Task directions: Omit every picture and return the rest of the data unaltered.

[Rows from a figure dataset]
━━━━━━━━━━━━━━━━
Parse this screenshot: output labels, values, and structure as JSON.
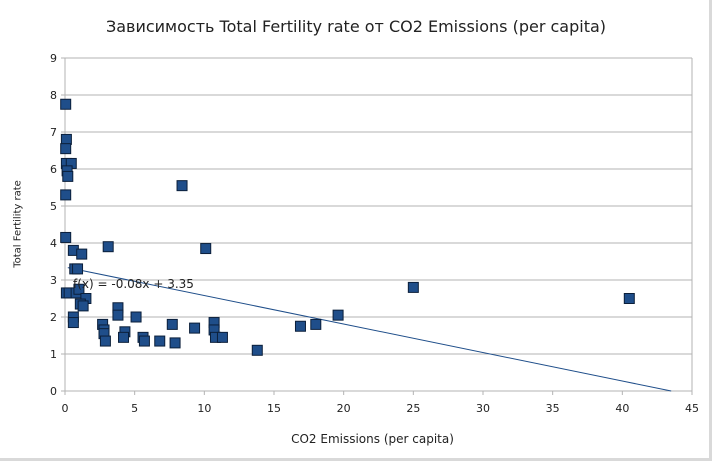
{
  "chart_data": {
    "type": "scatter",
    "title": "Зависимость Total Fertility rate от CO2 Emissions (per capita)",
    "xlabel": "CO2 Emissions (per capita)",
    "ylabel": "Total Fertility rate",
    "xlim": [
      0,
      45
    ],
    "ylim": [
      0,
      9
    ],
    "xticks": [
      0,
      5,
      10,
      15,
      20,
      25,
      30,
      35,
      40,
      45
    ],
    "yticks": [
      0,
      1,
      2,
      3,
      4,
      5,
      6,
      7,
      8,
      9
    ],
    "grid": "horizontal",
    "legend": "none",
    "marker_color": "#1f4e8a",
    "trend_color": "#1f4e8a",
    "trendline": {
      "equation": "f(x) = -0.08x + 3.35",
      "slope": -0.077,
      "intercept": 3.35
    },
    "points": [
      {
        "x": 0.05,
        "y": 7.75
      },
      {
        "x": 0.1,
        "y": 6.8
      },
      {
        "x": 0.05,
        "y": 6.55
      },
      {
        "x": 0.1,
        "y": 6.15
      },
      {
        "x": 0.45,
        "y": 6.15
      },
      {
        "x": 0.15,
        "y": 5.95
      },
      {
        "x": 0.2,
        "y": 5.8
      },
      {
        "x": 0.05,
        "y": 5.3
      },
      {
        "x": 0.05,
        "y": 4.15
      },
      {
        "x": 3.1,
        "y": 3.9
      },
      {
        "x": 10.1,
        "y": 3.85
      },
      {
        "x": 0.6,
        "y": 3.8
      },
      {
        "x": 1.2,
        "y": 3.7
      },
      {
        "x": 0.7,
        "y": 3.3
      },
      {
        "x": 0.9,
        "y": 3.3
      },
      {
        "x": 0.1,
        "y": 2.65
      },
      {
        "x": 0.3,
        "y": 2.65
      },
      {
        "x": 0.8,
        "y": 2.65
      },
      {
        "x": 1.0,
        "y": 2.75
      },
      {
        "x": 1.5,
        "y": 2.5
      },
      {
        "x": 1.1,
        "y": 2.35
      },
      {
        "x": 1.3,
        "y": 2.3
      },
      {
        "x": 3.8,
        "y": 2.25
      },
      {
        "x": 3.8,
        "y": 2.05
      },
      {
        "x": 5.1,
        "y": 2.0
      },
      {
        "x": 0.6,
        "y": 2.0
      },
      {
        "x": 0.6,
        "y": 1.85
      },
      {
        "x": 2.7,
        "y": 1.8
      },
      {
        "x": 7.7,
        "y": 1.8
      },
      {
        "x": 10.7,
        "y": 1.85
      },
      {
        "x": 9.3,
        "y": 1.7
      },
      {
        "x": 2.8,
        "y": 1.65
      },
      {
        "x": 2.8,
        "y": 1.55
      },
      {
        "x": 4.3,
        "y": 1.6
      },
      {
        "x": 10.7,
        "y": 1.65
      },
      {
        "x": 4.2,
        "y": 1.45
      },
      {
        "x": 5.6,
        "y": 1.45
      },
      {
        "x": 5.7,
        "y": 1.35
      },
      {
        "x": 2.9,
        "y": 1.35
      },
      {
        "x": 6.8,
        "y": 1.35
      },
      {
        "x": 7.9,
        "y": 1.3
      },
      {
        "x": 10.8,
        "y": 1.45
      },
      {
        "x": 11.3,
        "y": 1.45
      },
      {
        "x": 13.8,
        "y": 1.1
      },
      {
        "x": 16.9,
        "y": 1.75
      },
      {
        "x": 18.0,
        "y": 1.8
      },
      {
        "x": 19.6,
        "y": 2.05
      },
      {
        "x": 25.0,
        "y": 2.8
      },
      {
        "x": 40.5,
        "y": 2.5
      },
      {
        "x": 8.4,
        "y": 5.55
      }
    ]
  }
}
━━━━━━━━━━━━━━━━
Exercise response:
Parse this screenshot: output labels, values, and structure as JSON.
{
  "chart_data": {
    "type": "scatter",
    "title": "Зависимость Total Fertility rate от CO2 Emissions (per capita)",
    "xlabel": "CO2 Emissions (per capita)",
    "ylabel": "Total Fertility rate",
    "xlim": [
      0,
      45
    ],
    "ylim": [
      0,
      9
    ],
    "xticks": [
      0,
      5,
      10,
      15,
      20,
      25,
      30,
      35,
      40,
      45
    ],
    "yticks": [
      0,
      1,
      2,
      3,
      4,
      5,
      6,
      7,
      8,
      9
    ],
    "grid": "horizontal",
    "legend": "none",
    "marker_color": "#1f4e8a",
    "trend_color": "#1f4e8a",
    "trendline": {
      "equation": "f(x) = -0.08x + 3.35",
      "slope": -0.077,
      "intercept": 3.35
    },
    "points": [
      {
        "x": 0.05,
        "y": 7.75
      },
      {
        "x": 0.1,
        "y": 6.8
      },
      {
        "x": 0.05,
        "y": 6.55
      },
      {
        "x": 0.1,
        "y": 6.15
      },
      {
        "x": 0.45,
        "y": 6.15
      },
      {
        "x": 0.15,
        "y": 5.95
      },
      {
        "x": 0.2,
        "y": 5.8
      },
      {
        "x": 0.05,
        "y": 5.3
      },
      {
        "x": 0.05,
        "y": 4.15
      },
      {
        "x": 3.1,
        "y": 3.9
      },
      {
        "x": 10.1,
        "y": 3.85
      },
      {
        "x": 0.6,
        "y": 3.8
      },
      {
        "x": 1.2,
        "y": 3.7
      },
      {
        "x": 0.7,
        "y": 3.3
      },
      {
        "x": 0.9,
        "y": 3.3
      },
      {
        "x": 0.1,
        "y": 2.65
      },
      {
        "x": 0.3,
        "y": 2.65
      },
      {
        "x": 0.8,
        "y": 2.65
      },
      {
        "x": 1.0,
        "y": 2.75
      },
      {
        "x": 1.5,
        "y": 2.5
      },
      {
        "x": 1.1,
        "y": 2.35
      },
      {
        "x": 1.3,
        "y": 2.3
      },
      {
        "x": 3.8,
        "y": 2.25
      },
      {
        "x": 3.8,
        "y": 2.05
      },
      {
        "x": 5.1,
        "y": 2.0
      },
      {
        "x": 0.6,
        "y": 2.0
      },
      {
        "x": 0.6,
        "y": 1.85
      },
      {
        "x": 2.7,
        "y": 1.8
      },
      {
        "x": 7.7,
        "y": 1.8
      },
      {
        "x": 10.7,
        "y": 1.85
      },
      {
        "x": 9.3,
        "y": 1.7
      },
      {
        "x": 2.8,
        "y": 1.65
      },
      {
        "x": 2.8,
        "y": 1.55
      },
      {
        "x": 4.3,
        "y": 1.6
      },
      {
        "x": 10.7,
        "y": 1.65
      },
      {
        "x": 4.2,
        "y": 1.45
      },
      {
        "x": 5.6,
        "y": 1.45
      },
      {
        "x": 5.7,
        "y": 1.35
      },
      {
        "x": 2.9,
        "y": 1.35
      },
      {
        "x": 6.8,
        "y": 1.35
      },
      {
        "x": 7.9,
        "y": 1.3
      },
      {
        "x": 10.8,
        "y": 1.45
      },
      {
        "x": 11.3,
        "y": 1.45
      },
      {
        "x": 13.8,
        "y": 1.1
      },
      {
        "x": 16.9,
        "y": 1.75
      },
      {
        "x": 18.0,
        "y": 1.8
      },
      {
        "x": 19.6,
        "y": 2.05
      },
      {
        "x": 25.0,
        "y": 2.8
      },
      {
        "x": 40.5,
        "y": 2.5
      },
      {
        "x": 8.4,
        "y": 5.55
      }
    ]
  }
}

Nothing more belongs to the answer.